(Dataset items)

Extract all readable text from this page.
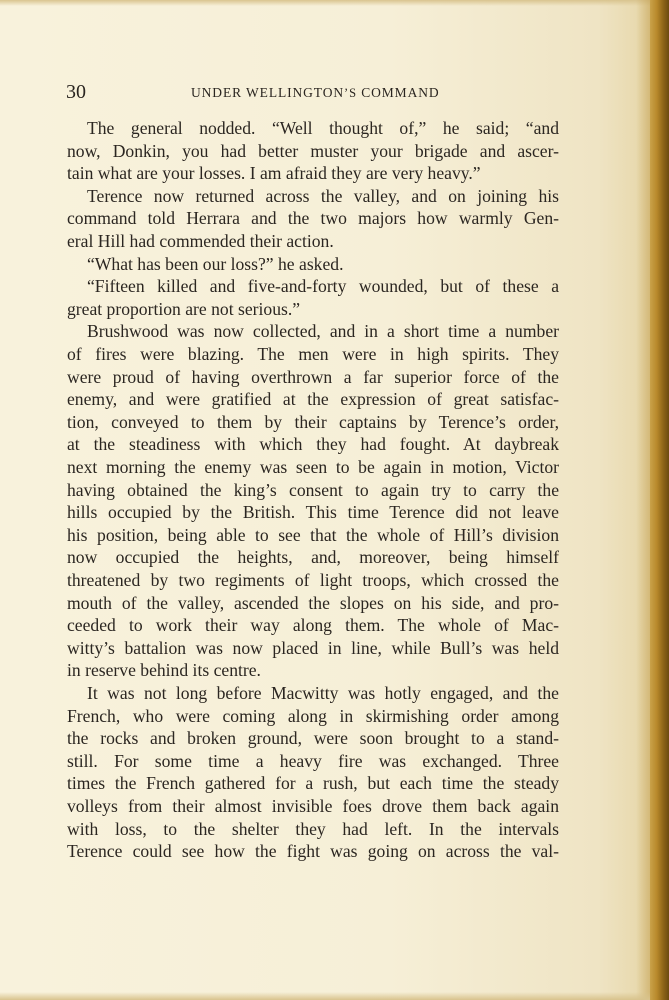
30	UNDER WELLINGTON’S COMMAND
The general nodded. “Well thought of,” he said; “and
now, Donkin, you had better muster your brigade and ascer-
tain what are your losses. I am afraid they are very heavy.”
Terence now returned across the valley, and on joining his
command told Herrara and the two majors how warmly Gen-
eral Hill had commended their action.
“What has been our loss?” he asked.
“Fifteen killed and five-and-forty wounded, but of these a
great proportion are not serious.”
Brushwood was now collected, and in a short time a number
of fires were blazing. The men were in high spirits. They
were proud of having overthrown a far superior force of the
enemy, and were gratified at the expression of great satisfac-
tion, conveyed to them by their captains by Terence’s order,
at the steadiness with which they had fought. At daybreak
next morning the enemy was seen to be again in motion, Victor
having obtained the king’s consent to again try to carry the
hills occupied by the British. This time Terence did not leave
his position, being able to see that the whole of Hill’s division
now occupied the heights, and, moreover, being himself
threatened by two regiments of light troops, which crossed the
mouth of the valley, ascended the slopes on his side, and pro-
ceeded to work their way along them. The whole of Mac-
witty’s battalion was now placed in line, while Bull’s was held
in reserve behind its centre.
It was not long before Macwitty was hotly engaged, and the
French, who were coming along in skirmishing order among
the rocks and broken ground, were soon brought to a stand-
still. For some time a heavy fire was exchanged. Three
times the French gathered for a rush, but each time the steady
volleys from their almost invisible foes drove them back again
with loss, to the shelter they had left. In the intervals
Terence could see how the fight was going on across the val-
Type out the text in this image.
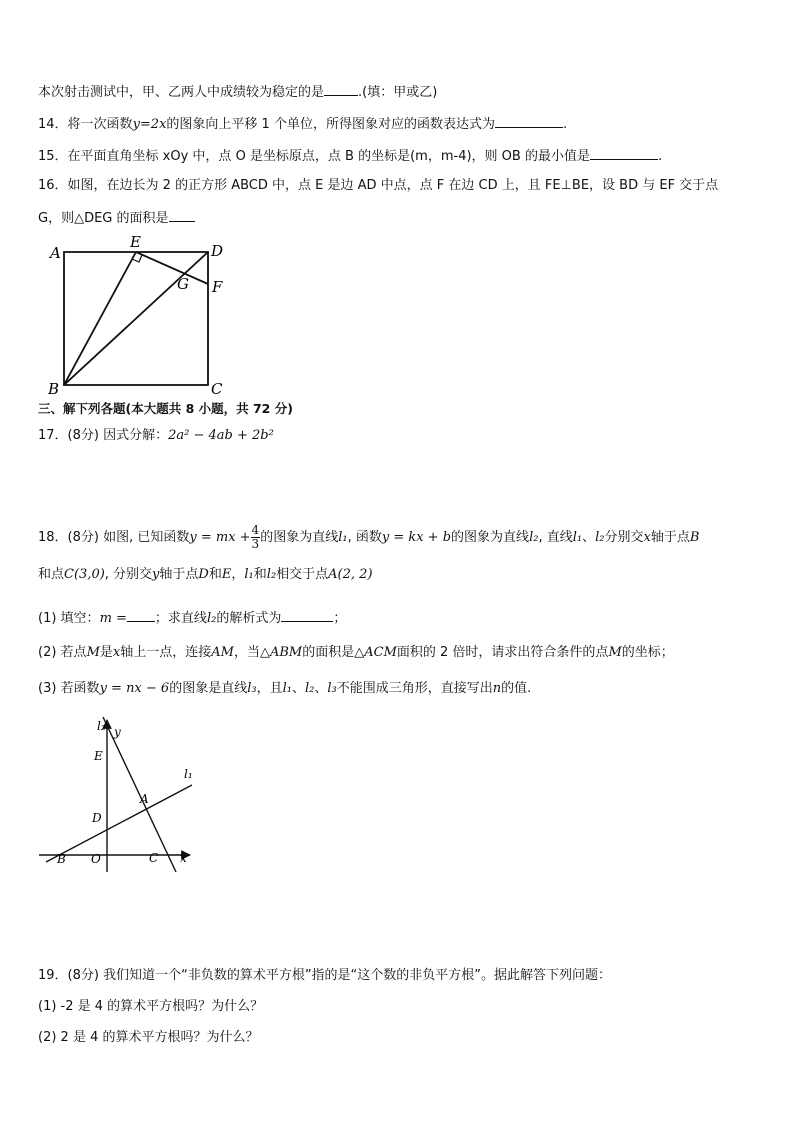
本次射击测试中，甲、乙两人中成绩较为稳定的是	.(填：甲或乙)
14．将一次函数y=2x的图象向上平移 1 个单位，所得图象对应的函数表达式为	.
15．在平面直角坐标 xOy 中，点 O 是坐标原点，点 B 的坐标是(m，m-4)，则 OB 的最小值是	.
16．如图，在边长为 2 的正方形 ABCD 中，点 E 是边 AD 中点，点 F 在边 CD 上，且 FE⊥BE，设 BD 与 EF 交于点
G，则△DEG 的面积是
A
E	D
G F
B	C
三、解下列各题(本大题共 8 小题，共 72 分)
17．(8分) 因式分解：2a² − 4ab + 2b²
18．(8分) 如图, 已知函数y = mx + $\frac{4}{3}$ 的图象为直线l₁, 函数y = kx + b的图象为直线l₂, 直线l₁、l₂分别交x轴于点B
和点C(3,0), 分别交y轴于点D和E，l₁和l₂相交于点A(2, 2)
(1) 填空：m = ；求直线l₂的解析式为	；
(2) 若点M是x轴上一点，连接AM，当△ABM的面积是△ACM面积的 2 倍时，请求出符合条件的点M的坐标；
(3) 若函数y = nx − 6的图象是直线l₃，且l₁、l₂、l₃不能围成三角形，直接写出n的值.
l₂ y
E
l₁
A
D
B O	C x
19．(8分) 我们知道一个“非负数的算术平方根”指的是“这个数的非负平方根”。据此解答下列问题：
(1) -2 是 4 的算术平方根吗？为什么？
(2) 2 是 4 的算术平方根吗？为什么？
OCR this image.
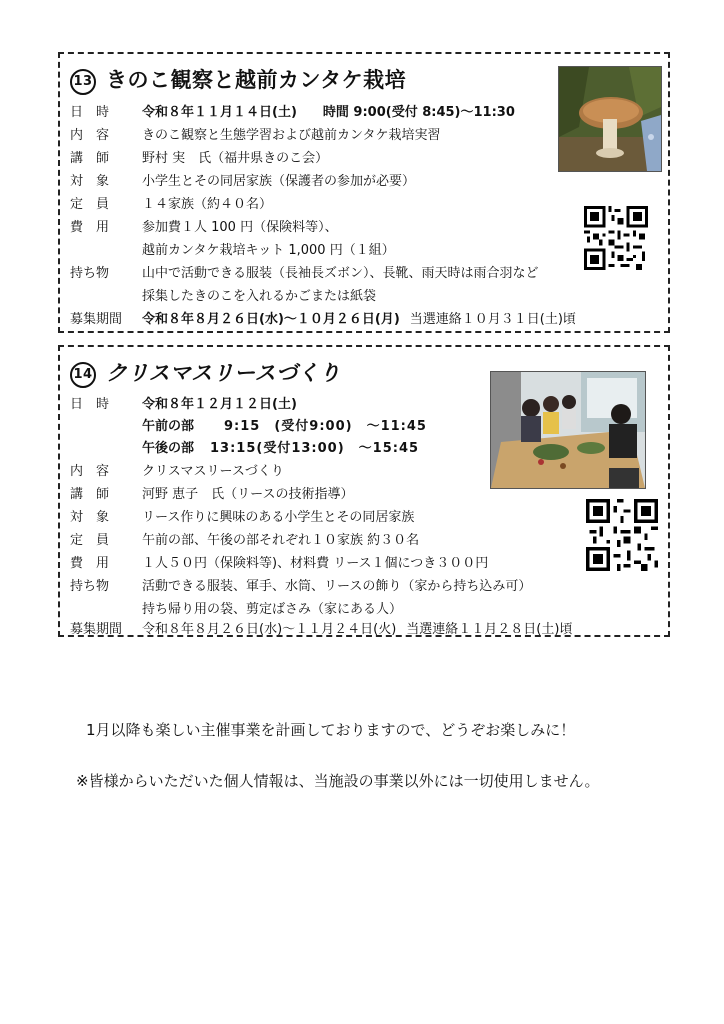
13 きのこ観察と越前カンタケ栽培
日　時	令和８年１１月１４日(土) 時間 9:00(受付 8:45)～11:30
内　容	きのこ観察と生態学習および越前カンタケ栽培実習
講　師	野村 実　氏（福井県きのこ会）
対　象	小学生とその同居家族（保護者の参加が必要）
定　員	１４家族（約４０名）
費　用	参加費１人 100 円（保険料等）、
越前カンタケ栽培キット 1,000 円（１組）
持ち物	山中で活動できる服装（長袖長ズボン）、長靴、雨天時は雨合羽など
採集したきのこを入れるかごまたは紙袋
募集期間 令和８年８月２６日(水)～１０月２６日(月) 当選連絡１０月３１日(土)頃
14 クリスマスリースづくり
日　時	令和８年１２月１２日(土)
午前の部 9:15　(受付9:00)　～11:45
午後の部 13:15(受付13:00)　～15:45
内　容	クリスマスリースづくり
講　師	河野 恵子　氏（リースの技術指導）
対　象	リース作りに興味のある小学生とその同居家族
定　員	午前の部、午後の部それぞれ１０家族 約３０名
費　用	１人５０円（保険料等)、材料費 リース１個につき３００円
持ち物	活動できる服装、軍手、水筒、リースの飾り（家から持ち込み可）
持ち帰り用の袋、剪定ばさみ（家にある人）
募集期間 令和８年８月２６日(水)～１１月２４日(火) 当選連絡１１月２８日(土)頃
1月以降も楽しい主催事業を計画しておりますので、どうぞお楽しみに！
※皆様からいただいた個人情報は、当施設の事業以外には一切使用しません。
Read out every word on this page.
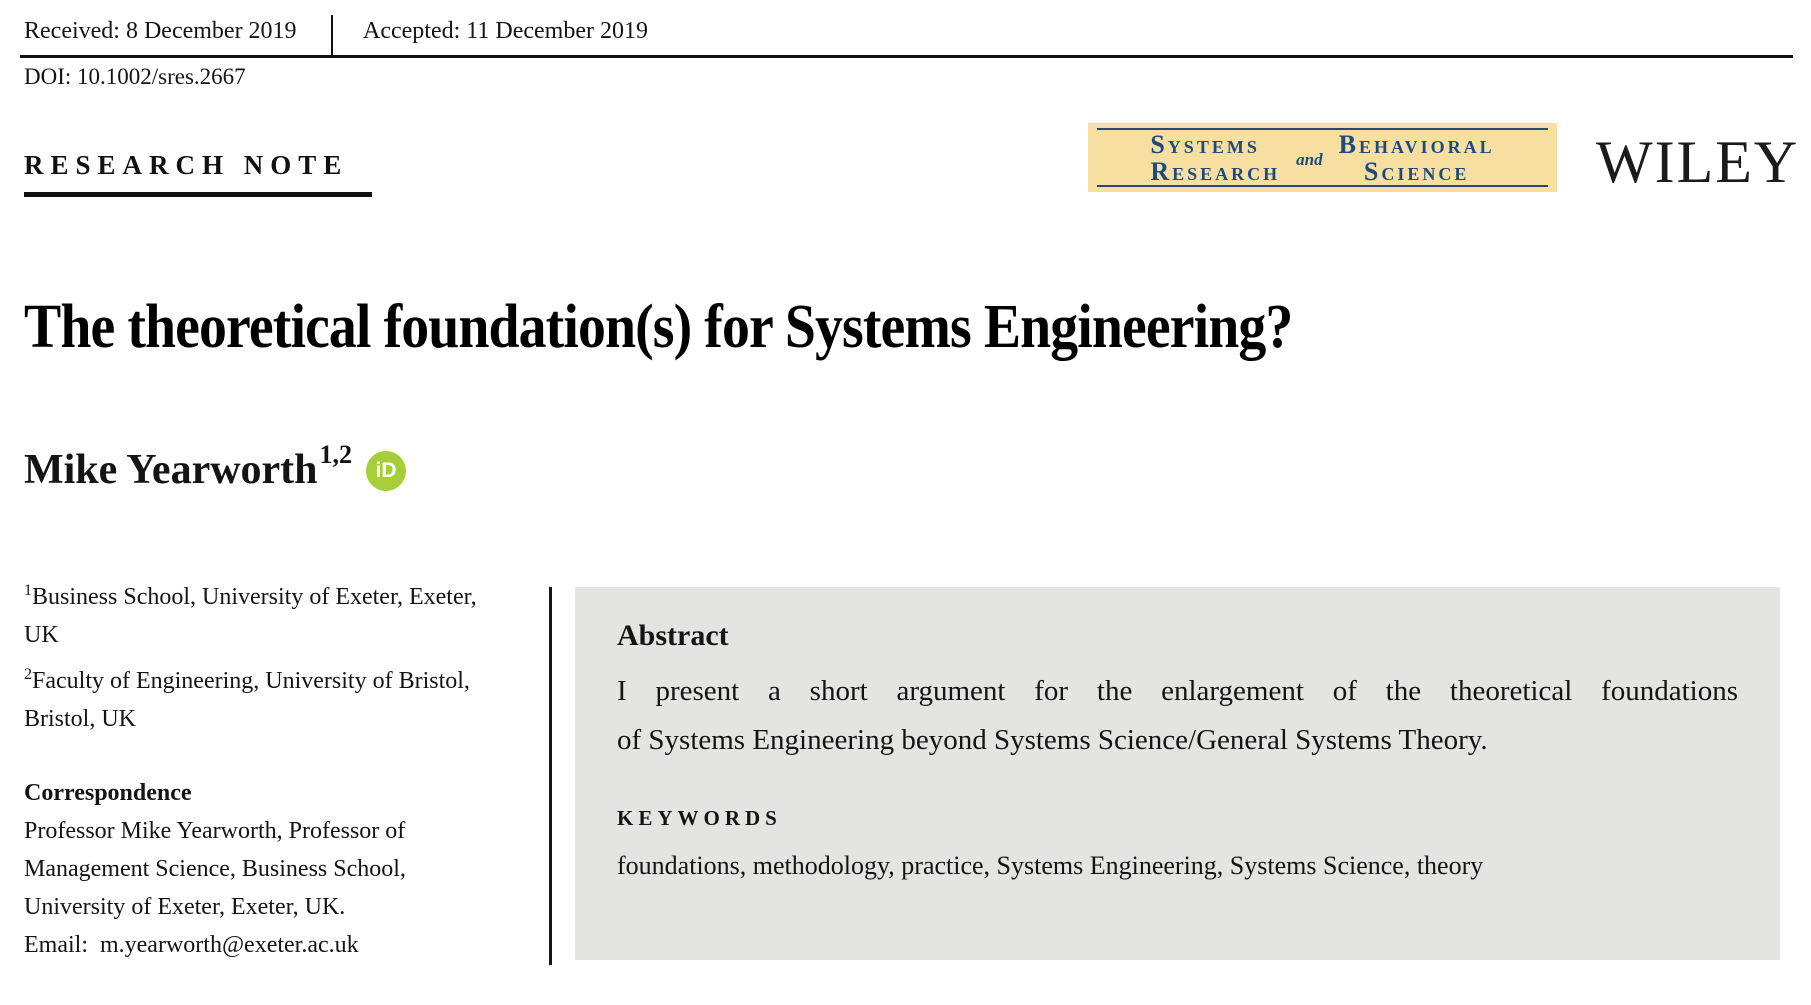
Received: 8 December 2019	Accepted: 11 December 2019
DOI: 10.1002/sres.2667
RESEARCH NOTE
Systems
Research and
Behavioral
Science WILEY
The theoretical foundation(s) for Systems Engineering?
Mike Yearworth 1,2
iD

$^1$Business School, University of Exeter, Exeter, UK

$^2$Faculty of Engineering, University of Bristol, Bristol, UK

Correspondence
Professor Mike Yearworth, Professor of Management Science, Business School, University of Exeter, Exeter, UK.
Email: m.yearworth@exeter.ac.uk
Abstract
I present a short argument for the enlargement of the theoretical foundations
of Systems Engineering beyond Systems Science/General Systems Theory.
KEYWORDS
foundations, methodology, practice, Systems Engineering, Systems Science, theory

▸ WHAT THE TASK REQUIRES: Using the data above, copy each line that contains "theoretical".

▸ RESPONSE TO THIS TASK:
The theoretical foundation(s) for Systems Engineering?
I present a short argument for the enlargement of the theoretical foundations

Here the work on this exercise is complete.